Upon disbursement of the Escrowed Items as provided hereinabove,
this Agreement, the escrow created hereby and the Escrow Agent's duties
hereunder shall terminate and be of no further force or effect.
5. ESCROW AGENT'S FEES AND EXPENSE REIMBURSEMENT.
Escrow Agent shall be entitled to no fees for his services
hereunder. However, Escrow Agent shall be entitled to a prompt reimbursement
for all costs and expenditures reasonably incurred in by him in acting as
escrow agent hereunder, one-half from CNLLC and one-half from Depositors (pro
rata based on the number shares of Common Stock separately contributed into
escrow by Depositors).
6. RESPONSIBILITIES OF ESCROW AGENT.

**Direction A:**
Answer these questions about the escrow agreement excerpt, one per line:
(i) What fees is the Escrow Agent entitled to for his services?
(ii) Which parties each pay one-half of the Escrow Agent's reimbursed costs?
(iii) What terminates upon disbursement of the Escrowed Items?
The listing that comes next has no connection to the escrow agreement excerpt.

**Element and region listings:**
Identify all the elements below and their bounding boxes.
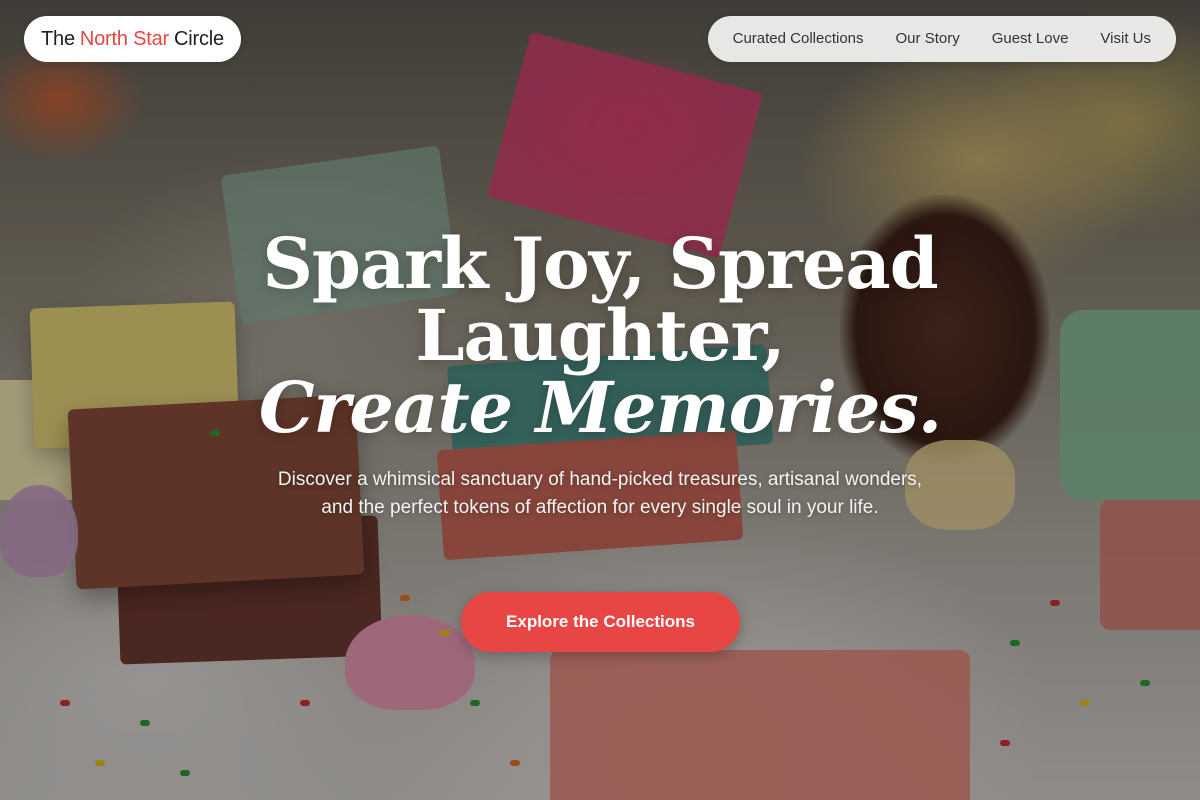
headline-line-2: Laughter, [415,294,785,377]
nav-item-guest-love[interactable]: Guest Love [976,16,1085,62]
brand-accent: North Star [79,27,170,50]
main-nav: Curated Collections Our Story Guest Love… [707,16,1176,62]
hero-subtitle: Discover a whimsical sanctuary of hand-p… [277,469,923,518]
headline-line-3: Create Memories. [258,366,942,449]
brand-logo[interactable]: The North Star Circle [24,16,241,62]
hero-section: Spark Joy, Spread Laughter, Create Memor… [0,228,1200,522]
hero-headline: Spark Joy, Spread Laughter, Create Memor… [0,228,1200,444]
nav-item-our-story[interactable]: Our Story [880,16,976,62]
nav-item-curated-collections[interactable]: Curated Collections [717,16,880,62]
nav-item-visit-us[interactable]: Visit Us [1084,16,1167,62]
headline-line-1: Spark Joy, Spread [262,222,938,305]
brand-suffix: Circle [174,27,224,50]
brand-prefix: The [41,27,75,50]
explore-collections-button[interactable]: Explore the Collections [461,592,740,652]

**Direction B:**
Filter the listing above and copy every line that contains the string "headline".

**Reply A:**
(i) None; the Escrow Agent is entitled to no fees for his services.
(ii) CNLLC and the Depositors.
(iii) The Agreement, the escrow created by it, and the Escrow Agent's duties under it.

**Reply B:**
headline-line-2: Laughter, [415,294,785,377]
headline-line-3: Create Memories. [258,366,942,449]
hero-headline: Spark Joy, Spread Laughter, Create Memor… [0,228,1200,444]
headline-line-1: Spark Joy, Spread [262,222,938,305]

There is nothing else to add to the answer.